> [Kutipan Teks]
══════════════════════════════

Agar kebijakan pemerintah diterima dengan baik oleh publik, pemerintah perlu membangun kerangka kerja sistematis. Terutama, dalam melakukan pengelolaan agenda berbasis isu.
JAKARTA, PRINDONESIA.CO - Hal ini diungkapkan oleh Deputi IV Kepala Staf Kepresidenan (KSP) Bidang Informasi dan Komunikasi Politik Juri Ardiantoro pada Konvensi Humas Pemerintah yang diselenggarakan secara hibrida, Senin (31/8/2021). Juri mengatakan, komunikasi bukan hanya menyosialisasikan kebijakan publik, namun juga melayani kebutuhan informasi publik. “Paradigma komunikasinya juga harus diubah menjadi bagian perencanaan di hulu,” ujar Juri.
Untuk itu, KSP membangun koordinasi dengan kerangka kerja sistematis. Langkah pertama yang mesti dilakukan adalah humas harus mengetahui stakeholder baik internal maupun eksternal. Termasuk, karakter mereka. Dengan mengetahui dan mengenal mereka, humas dapat memberikan informasi yang tepat kepada seluruh stakeholder dan produk komunikasi yang mereka sukai.

══════════════════════════════

> [Daftar Tugas]
**a)** Jawab pertanyaan berikut berdasarkan kutipan tentang humas pemerintah:
(i) Siapa yang menyampaikan hal itu di Konvensi Humas Pemerintah, dan apa jabatannya?
(ii) Dengan cara apa konvensi itu diselenggarakan?
(iii) Apa langkah pertama yang mesti dilakukan humas?
**b)** Di dalam catatan, tulis ulang baris-baris mulai dari baris yang memuat "task-item-4: 4) Провести" sampai baris yang memuat "Decompose this screenshot", keduanya ikut. Ganti "исследования" dengan "работы" dan biarkan bagian lain tetap sama.

Daftar koordinat kotak
══════════════════════════════

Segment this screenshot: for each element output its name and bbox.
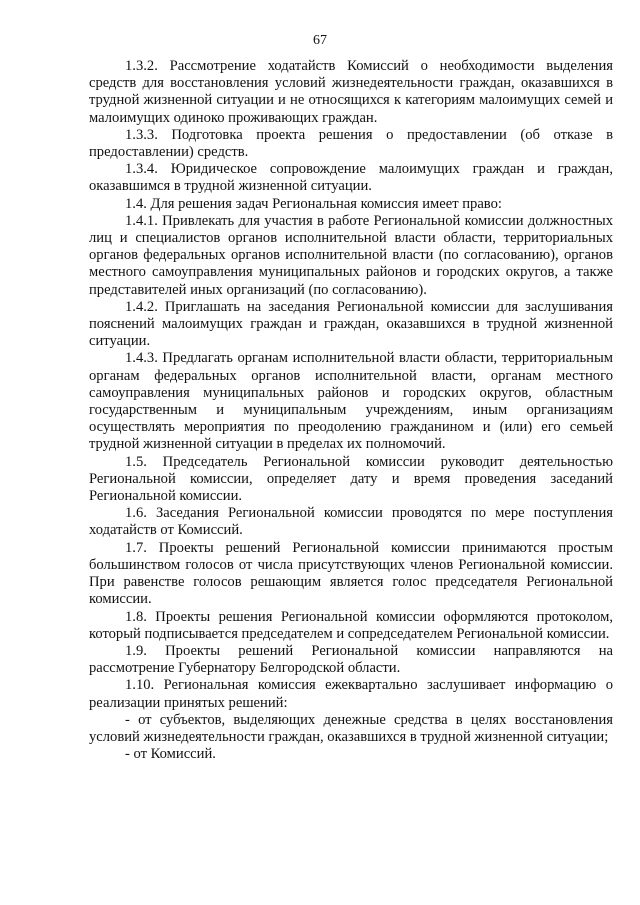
paragraph-1-6: 1.6. Заседания Региональной комиссии проводятся по мере поступления ходатайств от Комиссий. xyxy=(89,505,613,539)
paragraph-1-4-1: 1.4.1. Привлекать для участия в работе Региональной комиссии должностных лиц и специалистов органов исполнительной власти области, территориальных органов федеральных органов исполнительной власти (по согласованию), органов местного самоуправления муниципальных районов и городских округов, а также представителей иных организаций (по согласованию). xyxy=(89,212,613,298)
paragraph-1-4-3: 1.4.3. Предлагать органам исполнительной власти области, территориальным органам федеральных органов исполнительной власти, органам местного самоуправления муниципальных районов и городских округов, областным государственным и муниципальным учреждениям, иным организациям осуществлять мероприятия по преодолению гражданином и (или) его семьей трудной жизненной ситуации в пределах их полномочий. xyxy=(89,350,613,453)
paragraph-1-5: 1.5. Председатель Региональной комиссии руководит деятельностью Региональной комиссии, определяет дату и время проведения заседаний Региональной комиссии. xyxy=(89,453,613,505)
paragraph-1-3-4: 1.3.4. Юридическое сопровождение малоимущих граждан и граждан, оказавшимся в трудной жизненной ситуации. xyxy=(89,161,613,195)
document-body xyxy=(89,58,613,763)
page-number: 67 xyxy=(313,33,327,48)
paragraph-1-3-2: 1.3.2. Рассмотрение ходатайств Комиссий о необходимости выделения средств для восстановления условий жизнедеятельности граждан, оказавшихся в трудной жизненной ситуации и не относящихся к категориям малоимущих семей и малоимущих одиноко проживающих граждан. xyxy=(89,58,613,126)
paragraph-1-9: 1.9. Проекты решений Региональной комиссии направляются на рассмотрение Губернатору Белгородской области. xyxy=(89,642,613,677)
paragraph-1-4: 1.4. Для решения задач Региональная комиссия имеет право: xyxy=(125,195,502,212)
list-item-subjects: - от субъектов, выделяющих денежные средства в целях восстановления условий жизнедеятельности граждан, оказавшихся в трудной жизненной ситуации; xyxy=(89,711,613,745)
paragraph-1-4-2: 1.4.2. Приглашать на заседания Региональной комиссии для заслушивания пояснений малоимущих граждан и граждан, оказавшихся в трудной жизненной ситуации. xyxy=(89,298,613,350)
paragraph-1-8: 1.8. Проекты решения Региональной комиссии оформляются протоколом, который подписывается председателем и сопредседателем Региональной комиссии. xyxy=(89,608,613,642)
paragraph-1-10: 1.10. Региональная комиссия ежеквартально заслушивает информацию о реализации принятых решений: xyxy=(89,677,613,711)
list-item-commissions: - от Комиссий. xyxy=(125,746,216,763)
paragraph-1-3-3: 1.3.3. Подготовка проекта решения о предоставлении (об отказе в предоставлении) средств. xyxy=(89,126,613,161)
paragraph-1-7: 1.7. Проекты решений Региональной комиссии принимаются простым большинством голосов от числа присутствующих членов Региональной комиссии. При равенстве голосов решающим является голос председателя Региональной комиссии. xyxy=(89,539,613,608)
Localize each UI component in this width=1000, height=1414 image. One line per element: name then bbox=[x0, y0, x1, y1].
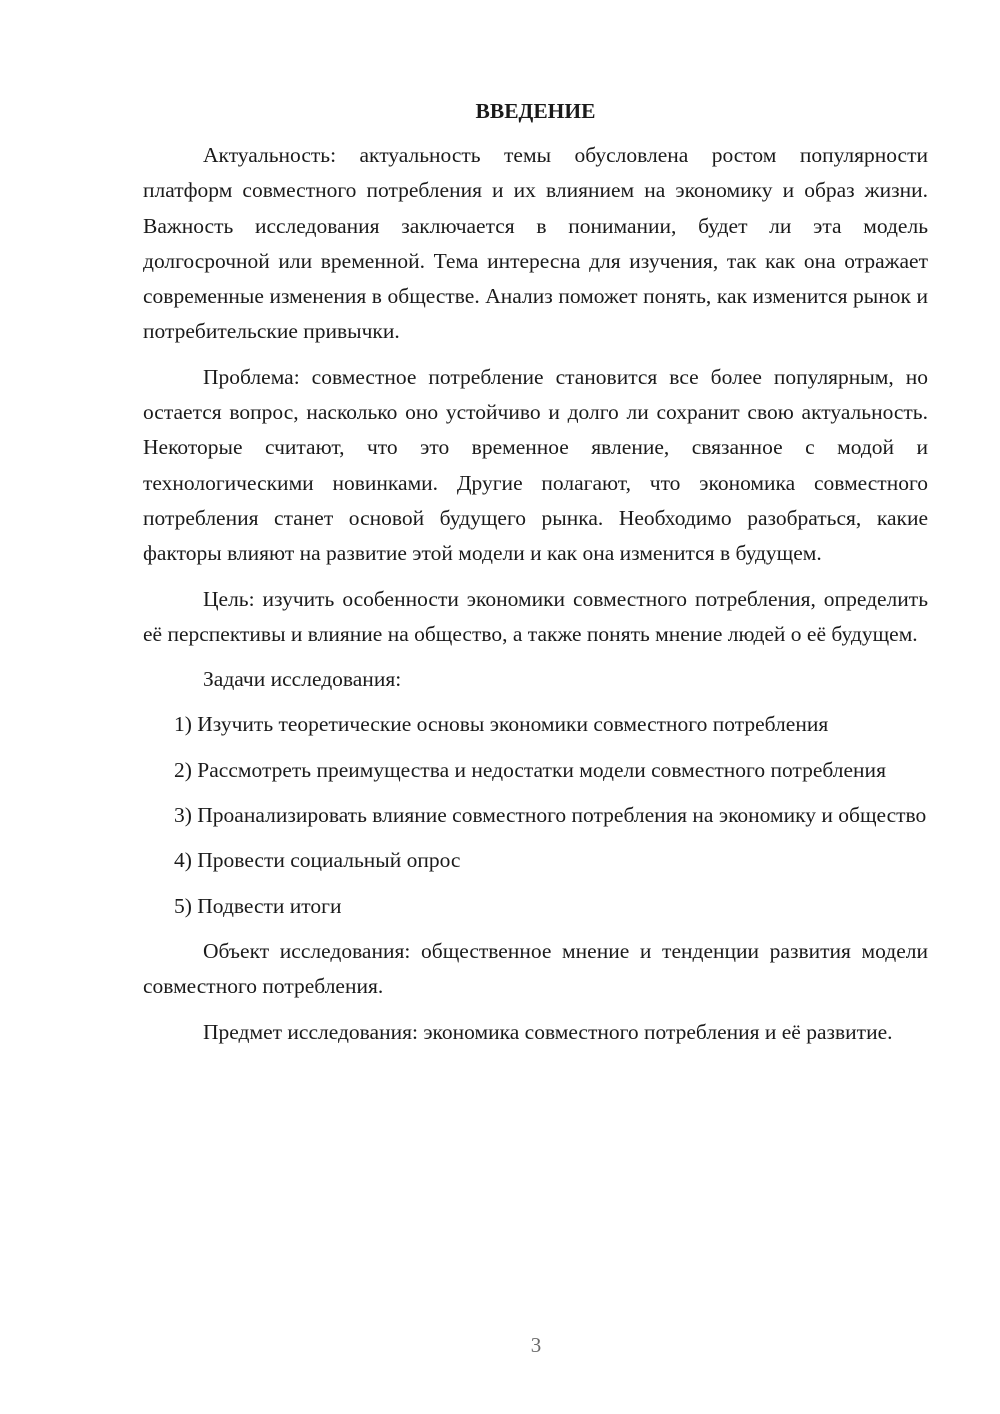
task-item-4: 4) Провести социальный опрос bbox=[174, 848, 461, 873]
relevance-paragraph: Актуальность: актуальность темы обусловлена ростом популярности платформ совместного потребления и их влиянием на экономику и образ жизни. Важность исследования заключается в понимании, будет ли эта модель долгосрочной или временной. Тема интересна для изучения, так как она отражает современные изменения в обществе. Анализ поможет понять, как изменится рынок и потребительские привычки. bbox=[143, 143, 928, 344]
object-paragraph: Объект исследования: общественное мнение и тенденции развития модели совместного потребления. bbox=[143, 938, 928, 999]
task-item-1: 1) Изучить теоретические основы экономики совместного потребления bbox=[174, 712, 829, 737]
task-item-2: 2) Рассмотреть преимущества и недостатки модели совместного потребления bbox=[174, 757, 886, 782]
tasks-title: Задачи исследования: bbox=[203, 667, 402, 692]
page-number: 3 bbox=[530, 1333, 542, 1357]
goal-paragraph: Цель: изучить особенности экономики совместного потребления, определить её перспективы и влияние на общество, а также понять мнение людей о её будущем. bbox=[143, 586, 928, 646]
problem-paragraph: Проблема: совместное потребление становится все более популярным, но остается вопрос, насколько оно устойчиво и долго ли сохранит свою актуальность. Некоторые считают, что это временное явление, связанное с модой и технологическими новинками. Другие полагают, что экономика совместного потребления станет основой будущего рынка. Необходимо разобраться, какие факторы влияют на развитие этой модели и как она изменится в будущем. bbox=[143, 364, 928, 566]
task-item-3: 3) Проанализировать влияние совместного потребления на экономику и общество bbox=[174, 803, 927, 828]
section-heading: ВВЕДЕНИЕ bbox=[475, 99, 596, 123]
task-item-5: 5) Подвести итоги bbox=[174, 893, 342, 918]
page-content bbox=[143, 94, 928, 1060]
subject-paragraph: Предмет исследования: экономика совместного потребления и её развитие. bbox=[203, 1019, 893, 1044]
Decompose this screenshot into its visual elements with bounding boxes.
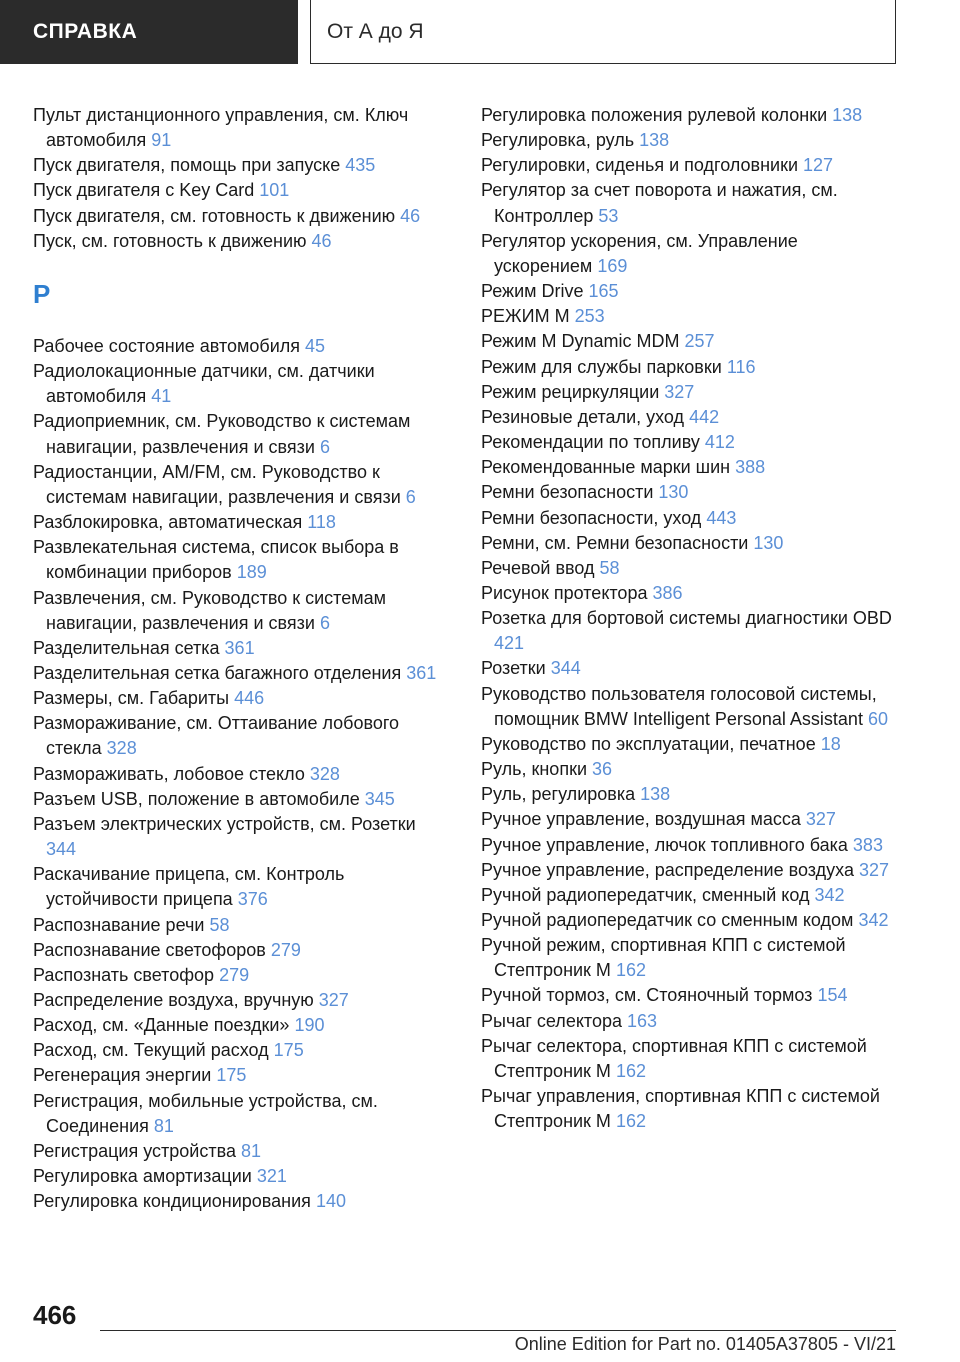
subsection-tab (310, 0, 896, 64)
index-entry (481, 908, 901, 933)
index-entry (33, 636, 443, 661)
index-entry-text: Разъем электрических устройств, см. Розетки (33, 813, 416, 834)
index-entry-text: Рычаг селектора (481, 1010, 622, 1031)
index-entry (33, 762, 443, 787)
index-entry (33, 510, 443, 535)
page-reference-link[interactable]: 342 (814, 884, 845, 905)
page-reference-link[interactable]: 45 (305, 335, 326, 356)
index-entry-text: Пуск двигателя, см. готовность к движению (33, 205, 396, 226)
index-entry-text: Рисунок протектора (481, 582, 648, 603)
index-entry-text: Руководство по эксплуатации, печатное (481, 733, 816, 754)
index-entry (481, 682, 901, 732)
index-entry (481, 933, 901, 983)
page-reference-link[interactable]: 6 (319, 612, 330, 633)
page-reference-link[interactable]: 116 (726, 356, 756, 377)
page-reference-link[interactable]: 138 (832, 105, 863, 125)
page-reference-link[interactable]: 154 (817, 985, 848, 1006)
index-entry-text: Раскачивание прицепа, см. Контроль устойчивости прицепа (33, 864, 345, 910)
page-reference-link[interactable]: 327 (318, 990, 349, 1010)
page-reference-link[interactable]: 118 (307, 512, 336, 533)
page-reference-link[interactable]: 321 (256, 1166, 287, 1187)
index-entry (481, 883, 901, 908)
index-entry-text: Распознать светофор (33, 964, 215, 985)
index-entry-text: Ремни, см. Ремни безопасности (481, 532, 749, 553)
page-reference-link[interactable]: 81 (240, 1140, 262, 1161)
index-entry-text: Руководство пользователя голосовой системы, помощник BMW Intelligent Personal Assistant (481, 683, 877, 729)
index-entry (33, 586, 443, 636)
index-entry (33, 661, 443, 686)
index-entry (481, 757, 901, 782)
index-entry (33, 229, 443, 254)
index-entry-text: Ручной режим, спортивная КПП с системой Стептроник M (481, 935, 846, 981)
page-reference-link[interactable]: 58 (599, 557, 620, 578)
index-entry (33, 103, 443, 153)
index-entry (481, 983, 901, 1008)
index-entry (33, 812, 443, 862)
page-number: 466 (33, 1300, 77, 1330)
index-entry (33, 1063, 443, 1088)
index-entry-text: Розетки (481, 658, 546, 679)
page-reference-link[interactable]: 345 (364, 788, 395, 809)
index-entry (33, 963, 443, 988)
page-reference-link[interactable]: 279 (219, 964, 250, 985)
page-reference-link[interactable]: 18 (820, 733, 841, 754)
index-entry-text: Развлечения, см. Руководство к системам навигации, развлечения и связи (33, 587, 386, 633)
page-reference-link[interactable]: 162 (615, 1111, 646, 1132)
index-entry-text: Режим рециркуляции (481, 381, 660, 402)
index-entry-text: Ручной радиопередатчик со сменным кодом (481, 910, 854, 930)
page-reference-link[interactable]: 91 (151, 130, 172, 151)
subsection-title: От А до Я (327, 19, 424, 43)
index-entry (33, 913, 443, 938)
index-entry-text: Пуск, см. готовность к движению (33, 230, 307, 251)
index-entry (33, 787, 443, 812)
page-reference-link[interactable]: 6 (319, 436, 330, 457)
page-reference-link[interactable]: 130 (753, 532, 784, 553)
page-reference-link[interactable]: 253 (574, 306, 605, 327)
index-entry-text: Регистрация, мобильные устройства, см. Соединения (33, 1090, 378, 1136)
index-entry-text: Регулировки, сиденья и подголовники (481, 155, 799, 176)
index-entry (481, 178, 901, 228)
index-entry-text: Размораживание, см. Оттаивание лобового стекла (33, 713, 400, 759)
page-reference-link[interactable]: 81 (153, 1115, 174, 1136)
index-entry (33, 686, 443, 711)
page-reference-link[interactable]: 6 (405, 486, 416, 507)
index-entry (481, 807, 901, 832)
page-reference-link[interactable]: 58 (209, 914, 230, 935)
page-header (0, 0, 960, 66)
footer-edition: Online Edition for Part no. 01405A37805 - VI/21 (514, 1334, 896, 1354)
page-reference-link[interactable]: 442 (689, 406, 720, 427)
page-reference-link[interactable]: 60 (867, 708, 888, 729)
index-entry (33, 1013, 443, 1038)
page-reference-link[interactable]: 138 (639, 130, 670, 151)
index-entry-text: Разделительная сетка багажного отделения (33, 662, 402, 683)
index-entry (481, 304, 901, 329)
page-reference-link[interactable]: 327 (805, 809, 836, 830)
index-entry-text: Регенерация энергии (33, 1065, 212, 1086)
index-entry-text: Пульт дистанционного управления, см. Ключ автомобиля (33, 105, 409, 151)
index-entry-text: Радиоприемник, см. Руководство к системам навигации, развлечения и связи (33, 411, 411, 457)
index-entry-text: Регулировка амортизации (33, 1166, 252, 1187)
index-entry (481, 581, 901, 606)
index-entry-text: Пуск двигателя, помощь при запуске (33, 155, 341, 176)
index-entry (481, 732, 901, 757)
page-reference-link[interactable]: 138 (640, 784, 671, 805)
index-entry-text: Регулятор за счет поворота и нажатия, см. Контроллер (481, 180, 838, 226)
page-reference-link[interactable]: 53 (598, 205, 619, 226)
index-entry-text: Ручное управление, воздушная масса (481, 809, 801, 830)
page-reference-link[interactable]: 383 (852, 834, 883, 855)
index-entry-text: РЕЖИМ M (481, 306, 570, 327)
page-reference-link[interactable]: 342 (858, 910, 889, 930)
index-entry-text: Ремни безопасности, уход (481, 507, 702, 528)
page-reference-link[interactable]: 140 (315, 1191, 346, 1212)
index-entry-text: Ручной радиопередатчик, сменный код (481, 884, 810, 905)
index-entry (33, 535, 443, 585)
index-entry-text: Расход, см. Текущий расход (33, 1040, 269, 1061)
page-reference-link[interactable]: 257 (684, 331, 715, 352)
page-reference-link[interactable]: 361 (224, 637, 255, 658)
index-entry (33, 988, 443, 1013)
index-entry (481, 606, 901, 656)
page-reference-link[interactable]: 130 (658, 482, 689, 503)
index-entry (481, 556, 901, 581)
page-reference-link[interactable]: 344 (46, 839, 77, 860)
index-entry (481, 405, 901, 430)
page-reference-link[interactable]: 435 (345, 155, 376, 176)
page-reference-link[interactable]: 169 (597, 255, 628, 276)
index-entry-text: Ремни безопасности (481, 482, 654, 503)
index-entry-text: Ручной тормоз, см. Стояночный тормоз (481, 985, 813, 1006)
page-reference-link[interactable]: 175 (216, 1065, 247, 1086)
index-entry (481, 656, 901, 681)
index-entry-text: Режим для службы парковки (481, 356, 722, 377)
index-entry-text: Режим Drive (481, 281, 584, 302)
index-entry-text: Резиновые детали, уход (481, 406, 685, 427)
page-reference-link[interactable]: 163 (627, 1010, 658, 1031)
index-column-left (33, 103, 443, 1214)
index-entry (33, 1038, 443, 1063)
index-entry-text: Регулятор ускорения, см. Управление ускорением (481, 230, 798, 276)
index-entry (481, 506, 901, 531)
page-reference-link[interactable]: 443 (706, 507, 737, 528)
index-entry-text: Руль, кнопки (481, 759, 587, 780)
index-entry-text: Речевой ввод (481, 557, 595, 578)
index-entry (33, 1164, 443, 1189)
page-reference-link[interactable]: 190 (294, 1015, 325, 1036)
page-reference-link[interactable]: 46 (311, 230, 332, 251)
index-entry (481, 153, 901, 178)
index-entry-text: Разъем USB, положение в автомобиле (33, 788, 360, 809)
index-entry (33, 153, 443, 178)
page-reference-link[interactable]: 376 (237, 889, 268, 910)
index-entry-text: Развлекательная система, список выбора в комбинации приборов (33, 537, 399, 583)
footer-divider (100, 1330, 896, 1331)
index-entry-text: Размеры, см. Габариты (33, 688, 230, 709)
index-entry-text: Разблокировка, автоматическая (33, 512, 303, 533)
index-entry-text: Распознавание речи (33, 914, 205, 935)
page-reference-link[interactable]: 327 (858, 859, 890, 880)
index-entry-text: Регулировка положения рулевой колонки (481, 105, 828, 125)
index-entry (33, 711, 443, 761)
page-reference-link[interactable]: 165 (588, 281, 619, 302)
index-entry-text: Распознавание светофоров (33, 939, 266, 960)
page-reference-link[interactable]: 162 (615, 1060, 646, 1081)
page-reference-link[interactable]: 189 (236, 562, 267, 583)
index-entry-text: Регулировка кондиционирования (33, 1191, 311, 1212)
index-entry-text: Распределение воздуха, вручную (33, 990, 314, 1010)
page-reference-link[interactable]: 421 (494, 633, 525, 654)
index-entry (481, 531, 901, 556)
index-column-right (481, 103, 901, 1134)
index-entry-text: Рабочее состояние автомобиля (33, 335, 300, 356)
index-entry-text: Регистрация устройства (33, 1140, 236, 1161)
page-reference-link[interactable]: 127 (803, 155, 834, 176)
index-entry-text: Радиолокационные датчики, см. датчики автомобиля (33, 361, 375, 407)
index-entry (33, 460, 443, 510)
index-entry (33, 178, 443, 203)
page-reference-link[interactable]: 36 (592, 759, 613, 780)
page-reference-link[interactable]: 101 (259, 180, 290, 201)
index-entry (33, 1189, 443, 1214)
index-entry (481, 782, 901, 807)
index-entry (481, 128, 901, 153)
index-entry-text: Регулировка, руль (481, 130, 635, 151)
index-entry (481, 480, 901, 505)
index-entry-text: Ручное управление, лючок топливного бака (481, 834, 848, 855)
index-entry (481, 1034, 901, 1084)
index-entry (481, 833, 901, 858)
page-reference-link[interactable]: 175 (273, 1040, 304, 1061)
index-entry-text: Размораживать, лобовое стекло (33, 763, 305, 784)
index-entry (33, 1139, 443, 1164)
page-reference-link[interactable]: 388 (735, 457, 766, 478)
index-entry-text: Разделительная сетка (33, 637, 220, 658)
index-letter-heading: Р (33, 278, 51, 309)
index-entry-text: Руль, регулировка (481, 784, 636, 805)
page-reference-link[interactable]: 162 (615, 960, 646, 981)
index-entry (33, 409, 443, 459)
section-tab (0, 0, 298, 64)
section-title: СПРАВКА (33, 20, 138, 43)
page-reference-link[interactable]: 446 (234, 688, 265, 709)
index-entry-text: Рычаг управления, спортивная КПП с системой Стептроник M (481, 1086, 880, 1132)
index-entry-text: Расход, см. «Данные поездки» (33, 1015, 290, 1036)
index-entry-text: Рекомендации по топливу (481, 432, 700, 453)
index-entry (481, 1009, 901, 1034)
page-reference-link[interactable]: 327 (664, 381, 695, 402)
page-reference-link[interactable]: 361 (406, 662, 437, 683)
index-entry (33, 204, 443, 229)
index-entry (481, 279, 901, 304)
index-entry (481, 858, 901, 883)
index-entry-text: Рекомендованные марки шин (481, 457, 731, 478)
page-reference-link[interactable]: 386 (652, 582, 683, 603)
index-entry (481, 329, 901, 354)
page-reference-link[interactable]: 328 (106, 738, 137, 759)
index-entry (481, 430, 901, 455)
page-reference-link[interactable]: 41 (151, 386, 172, 407)
index-entry (33, 334, 443, 359)
page-reference-link[interactable]: 328 (309, 763, 340, 784)
index-entry (33, 1089, 443, 1139)
index-entry-text: Розетка для бортовой системы диагностики OBD (481, 608, 892, 629)
index-entry-text: Радиостанции, AM/FM, см. Руководство к системам навигации, развлечения и связи (33, 461, 401, 507)
index-entry (481, 455, 901, 480)
page-reference-link[interactable]: 412 (704, 432, 735, 453)
index-entry-text: Пуск двигателя с Key Card (33, 180, 255, 201)
index-entry (33, 938, 443, 963)
index-entry-text: Ручное управление, распределение воздуха (481, 859, 854, 880)
index-entry (481, 1084, 901, 1134)
page-reference-link[interactable]: 279 (270, 939, 301, 960)
index-entry (481, 103, 901, 128)
index-entry (33, 862, 443, 912)
page-reference-link[interactable]: 46 (400, 205, 421, 226)
index-entry-text: Режим M Dynamic MDM (481, 331, 680, 352)
index-entry (481, 229, 901, 279)
page-reference-link[interactable]: 344 (550, 658, 581, 679)
index-entry (481, 380, 901, 405)
index-entry (33, 359, 443, 409)
index-entry-text: Рычаг селектора, спортивная КПП с системой Стептроник M (481, 1035, 867, 1081)
index-entry (481, 355, 901, 380)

══════════════════════════════

> [Jawaban]
**a)**
(i) Juri Ardiantoro, Deputi IV Kepala Staf Kepresidenan (KSP) Bidang Informasi dan Komunikasi Politik.
(ii) Secara hibrida.
(iii) Humas harus mengetahui stakeholder, baik internal maupun eksternal, termasuk karakter mereka.

**b)**
task-item-4: 4) Провести социальный опрос bbox=[174, 848, 461, 873]
relevance-paragraph: Актуальность: актуальность темы обусловлена ростом популярности платформ совместного потребления и их влиянием на экономику и образ жизни. Важность работы заключается в понимании, будет ли эта модель долгосрочной или временной. Тема интересна для изучения, так как она отражает современные изменения в обществе. Анализ поможет понять, как изменится рынок и потребительские привычки. bbox=[143, 143, 928, 344]
object-paragraph: Объект работы: общественное мнение и тенденции развития модели совместного потребления. bbox=[143, 938, 928, 999]
task-item-1: 1) Изучить теоретические основы экономики совместного потребления bbox=[174, 712, 829, 737]
task-item-2: 2) Рассмотреть преимущества и недостатки модели совместного потребления bbox=[174, 757, 886, 782]
tasks-title: Задачи работы: bbox=[203, 667, 402, 692]
page-number: 3 bbox=[530, 1333, 542, 1357]
goal-paragraph: Цель: изучить особенности экономики совместного потребления, определить её перспективы и влияние на общество, а также понять мнение людей о её будущем. bbox=[143, 586, 928, 646]
problem-paragraph: Проблема: совместное потребление становится все более популярным, но остается вопрос, насколько оно устойчиво и долго ли сохранит свою актуальность. Некоторые считают, что это временное явление, связанное с модой и технологическими новинками. Другие полагают, что экономика совместного потребления станет основой будущего рынка. Необходимо разобраться, какие факторы влияют на развитие этой модели и как она изменится в будущем. bbox=[143, 364, 928, 566]
task-item-3: 3) Проанализировать влияние совместного потребления на экономику и общество bbox=[174, 803, 927, 828]
section-heading: ВВЕДЕНИЕ bbox=[475, 99, 596, 123]
task-item-5: 5) Подвести итоги bbox=[174, 893, 342, 918]
page-content bbox=[143, 94, 928, 1060]
subject-paragraph: Предмет работы: экономика совместного потребления и её развитие. bbox=[203, 1019, 893, 1044]
Decompose this screenshot into its visual elements with bounding boxes.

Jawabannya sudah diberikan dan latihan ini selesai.